---------- Material to process ----------

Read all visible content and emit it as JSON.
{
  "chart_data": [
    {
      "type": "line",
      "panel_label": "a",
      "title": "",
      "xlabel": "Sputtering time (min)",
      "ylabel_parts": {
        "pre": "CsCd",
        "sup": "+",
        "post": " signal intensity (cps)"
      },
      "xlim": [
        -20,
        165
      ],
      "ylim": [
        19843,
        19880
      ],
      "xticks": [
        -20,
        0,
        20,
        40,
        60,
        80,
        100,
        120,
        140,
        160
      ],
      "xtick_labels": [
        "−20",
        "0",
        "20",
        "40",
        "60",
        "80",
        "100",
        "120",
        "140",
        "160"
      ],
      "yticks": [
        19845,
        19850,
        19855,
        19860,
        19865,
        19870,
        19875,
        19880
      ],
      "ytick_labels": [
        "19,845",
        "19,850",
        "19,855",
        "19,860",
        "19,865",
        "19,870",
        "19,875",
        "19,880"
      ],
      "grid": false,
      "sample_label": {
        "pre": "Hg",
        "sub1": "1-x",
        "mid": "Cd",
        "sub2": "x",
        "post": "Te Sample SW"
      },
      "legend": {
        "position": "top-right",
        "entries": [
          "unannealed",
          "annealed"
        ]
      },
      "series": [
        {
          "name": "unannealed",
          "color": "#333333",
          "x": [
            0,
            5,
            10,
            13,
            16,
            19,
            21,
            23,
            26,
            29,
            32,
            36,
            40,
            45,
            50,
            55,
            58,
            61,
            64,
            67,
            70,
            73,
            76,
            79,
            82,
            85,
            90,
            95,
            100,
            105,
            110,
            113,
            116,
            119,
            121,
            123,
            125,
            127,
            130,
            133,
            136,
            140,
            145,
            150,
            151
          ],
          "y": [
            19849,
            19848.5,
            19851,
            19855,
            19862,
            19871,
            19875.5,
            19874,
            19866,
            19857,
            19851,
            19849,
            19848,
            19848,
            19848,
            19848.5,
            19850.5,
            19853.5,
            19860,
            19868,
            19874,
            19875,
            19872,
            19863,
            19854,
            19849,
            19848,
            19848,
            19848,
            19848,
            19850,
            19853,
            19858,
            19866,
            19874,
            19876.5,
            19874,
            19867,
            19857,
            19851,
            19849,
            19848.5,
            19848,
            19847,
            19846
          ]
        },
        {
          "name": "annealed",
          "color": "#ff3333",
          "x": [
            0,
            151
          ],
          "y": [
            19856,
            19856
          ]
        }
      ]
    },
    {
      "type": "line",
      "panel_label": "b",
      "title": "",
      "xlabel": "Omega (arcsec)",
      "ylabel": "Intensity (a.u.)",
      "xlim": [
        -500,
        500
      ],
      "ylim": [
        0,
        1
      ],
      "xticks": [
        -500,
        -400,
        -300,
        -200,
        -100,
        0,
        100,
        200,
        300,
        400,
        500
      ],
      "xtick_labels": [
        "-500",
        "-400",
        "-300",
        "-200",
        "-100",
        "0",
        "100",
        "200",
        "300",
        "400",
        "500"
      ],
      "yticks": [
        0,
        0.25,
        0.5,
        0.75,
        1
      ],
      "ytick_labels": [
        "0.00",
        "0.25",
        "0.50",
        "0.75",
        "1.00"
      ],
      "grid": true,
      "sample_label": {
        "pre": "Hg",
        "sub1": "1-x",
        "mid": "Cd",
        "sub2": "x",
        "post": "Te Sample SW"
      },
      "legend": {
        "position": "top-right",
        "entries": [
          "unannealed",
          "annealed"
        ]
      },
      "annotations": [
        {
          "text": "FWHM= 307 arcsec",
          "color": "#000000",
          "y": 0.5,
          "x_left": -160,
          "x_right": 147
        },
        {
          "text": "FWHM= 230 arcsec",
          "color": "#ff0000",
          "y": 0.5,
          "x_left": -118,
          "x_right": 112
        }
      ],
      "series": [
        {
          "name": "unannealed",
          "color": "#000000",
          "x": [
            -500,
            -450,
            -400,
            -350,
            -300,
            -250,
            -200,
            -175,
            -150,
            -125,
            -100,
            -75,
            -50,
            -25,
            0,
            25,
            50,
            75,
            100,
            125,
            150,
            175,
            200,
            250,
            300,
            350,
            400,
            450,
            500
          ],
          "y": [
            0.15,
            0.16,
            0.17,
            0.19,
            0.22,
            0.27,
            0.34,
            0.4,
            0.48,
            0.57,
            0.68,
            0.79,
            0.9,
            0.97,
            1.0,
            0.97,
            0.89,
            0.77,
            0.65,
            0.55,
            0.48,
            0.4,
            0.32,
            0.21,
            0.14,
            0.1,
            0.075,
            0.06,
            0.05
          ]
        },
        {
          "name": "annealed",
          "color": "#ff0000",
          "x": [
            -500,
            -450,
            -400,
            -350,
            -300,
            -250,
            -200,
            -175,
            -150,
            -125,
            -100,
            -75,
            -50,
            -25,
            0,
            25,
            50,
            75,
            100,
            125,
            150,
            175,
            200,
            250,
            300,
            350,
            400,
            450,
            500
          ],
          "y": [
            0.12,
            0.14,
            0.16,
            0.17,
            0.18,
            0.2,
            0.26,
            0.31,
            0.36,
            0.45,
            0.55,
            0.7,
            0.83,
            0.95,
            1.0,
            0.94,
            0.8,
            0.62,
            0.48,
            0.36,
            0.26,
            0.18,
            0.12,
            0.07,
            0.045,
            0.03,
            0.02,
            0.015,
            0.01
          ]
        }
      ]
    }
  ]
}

----------

## Directive
Copy out every entry again, exactly as it was given.

## Answer in full
Read all visible content and emit it as JSON.
{
  "chart_data": [
    {
      "type": "line",
      "panel_label": "a",
      "title": "",
      "xlabel": "Sputtering time (min)",
      "ylabel_parts": {
        "pre": "CsCd",
        "sup": "+",
        "post": " signal intensity (cps)"
      },
      "xlim": [
        -20,
        165
      ],
      "ylim": [
        19843,
        19880
      ],
      "xticks": [
        -20,
        0,
        20,
        40,
        60,
        80,
        100,
        120,
        140,
        160
      ],
      "xtick_labels": [
        "−20",
        "0",
        "20",
        "40",
        "60",
        "80",
        "100",
        "120",
        "140",
        "160"
      ],
      "yticks": [
        19845,
        19850,
        19855,
        19860,
        19865,
        19870,
        19875,
        19880
      ],
      "ytick_labels": [
        "19,845",
        "19,850",
        "19,855",
        "19,860",
        "19,865",
        "19,870",
        "19,875",
        "19,880"
      ],
      "grid": false,
      "sample_label": {
        "pre": "Hg",
        "sub1": "1-x",
        "mid": "Cd",
        "sub2": "x",
        "post": "Te Sample SW"
      },
      "legend": {
        "position": "top-right",
        "entries": [
          "unannealed",
          "annealed"
        ]
      },
      "series": [
        {
          "name": "unannealed",
          "color": "#333333",
          "x": [
            0,
            5,
            10,
            13,
            16,
            19,
            21,
            23,
            26,
            29,
            32,
            36,
            40,
            45,
            50,
            55,
            58,
            61,
            64,
            67,
            70,
            73,
            76,
            79,
            82,
            85,
            90,
            95,
            100,
            105,
            110,
            113,
            116,
            119,
            121,
            123,
            125,
            127,
            130,
            133,
            136,
            140,
            145,
            150,
            151
          ],
          "y": [
            19849,
            19848.5,
            19851,
            19855,
            19862,
            19871,
            19875.5,
            19874,
            19866,
            19857,
            19851,
            19849,
            19848,
            19848,
            19848,
            19848.5,
            19850.5,
            19853.5,
            19860,
            19868,
            19874,
            19875,
            19872,
            19863,
            19854,
            19849,
            19848,
            19848,
            19848,
            19848,
            19850,
            19853,
            19858,
            19866,
            19874,
            19876.5,
            19874,
            19867,
            19857,
            19851,
            19849,
            19848.5,
            19848,
            19847,
            19846
          ]
        },
        {
          "name": "annealed",
          "color": "#ff3333",
          "x": [
            0,
            151
          ],
          "y": [
            19856,
            19856
          ]
        }
      ]
    },
    {
      "type": "line",
      "panel_label": "b",
      "title": "",
      "xlabel": "Omega (arcsec)",
      "ylabel": "Intensity (a.u.)",
      "xlim": [
        -500,
        500
      ],
      "ylim": [
        0,
        1
      ],
      "xticks": [
        -500,
        -400,
        -300,
        -200,
        -100,
        0,
        100,
        200,
        300,
        400,
        500
      ],
      "xtick_labels": [
        "-500",
        "-400",
        "-300",
        "-200",
        "-100",
        "0",
        "100",
        "200",
        "300",
        "400",
        "500"
      ],
      "yticks": [
        0,
        0.25,
        0.5,
        0.75,
        1
      ],
      "ytick_labels": [
        "0.00",
        "0.25",
        "0.50",
        "0.75",
        "1.00"
      ],
      "grid": true,
      "sample_label": {
        "pre": "Hg",
        "sub1": "1-x",
        "mid": "Cd",
        "sub2": "x",
        "post": "Te Sample SW"
      },
      "legend": {
        "position": "top-right",
        "entries": [
          "unannealed",
          "annealed"
        ]
      },
      "annotations": [
        {
          "text": "FWHM= 307 arcsec",
          "color": "#000000",
          "y": 0.5,
          "x_left": -160,
          "x_right": 147
        },
        {
          "text": "FWHM= 230 arcsec",
          "color": "#ff0000",
          "y": 0.5,
          "x_left": -118,
          "x_right": 112
        }
      ],
      "series": [
        {
          "name": "unannealed",
          "color": "#000000",
          "x": [
            -500,
            -450,
            -400,
            -350,
            -300,
            -250,
            -200,
            -175,
            -150,
            -125,
            -100,
            -75,
            -50,
            -25,
            0,
            25,
            50,
            75,
            100,
            125,
            150,
            175,
            200,
            250,
            300,
            350,
            400,
            450,
            500
          ],
          "y": [
            0.15,
            0.16,
            0.17,
            0.19,
            0.22,
            0.27,
            0.34,
            0.4,
            0.48,
            0.57,
            0.68,
            0.79,
            0.9,
            0.97,
            1.0,
            0.97,
            0.89,
            0.77,
            0.65,
            0.55,
            0.48,
            0.4,
            0.32,
            0.21,
            0.14,
            0.1,
            0.075,
            0.06,
            0.05
          ]
        },
        {
          "name": "annealed",
          "color": "#ff0000",
          "x": [
            -500,
            -450,
            -400,
            -350,
            -300,
            -250,
            -200,
            -175,
            -150,
            -125,
            -100,
            -75,
            -50,
            -25,
            0,
            25,
            50,
            75,
            100,
            125,
            150,
            175,
            200,
            250,
            300,
            350,
            400,
            450,
            500
          ],
          "y": [
            0.12,
            0.14,
            0.16,
            0.17,
            0.18,
            0.2,
            0.26,
            0.31,
            0.36,
            0.45,
            0.55,
            0.7,
            0.83,
            0.95,
            1.0,
            0.94,
            0.8,
            0.62,
            0.48,
            0.36,
            0.26,
            0.18,
            0.12,
            0.07,
            0.045,
            0.03,
            0.02,
            0.015,
            0.01
          ]
        }
      ]
    }
  ]
}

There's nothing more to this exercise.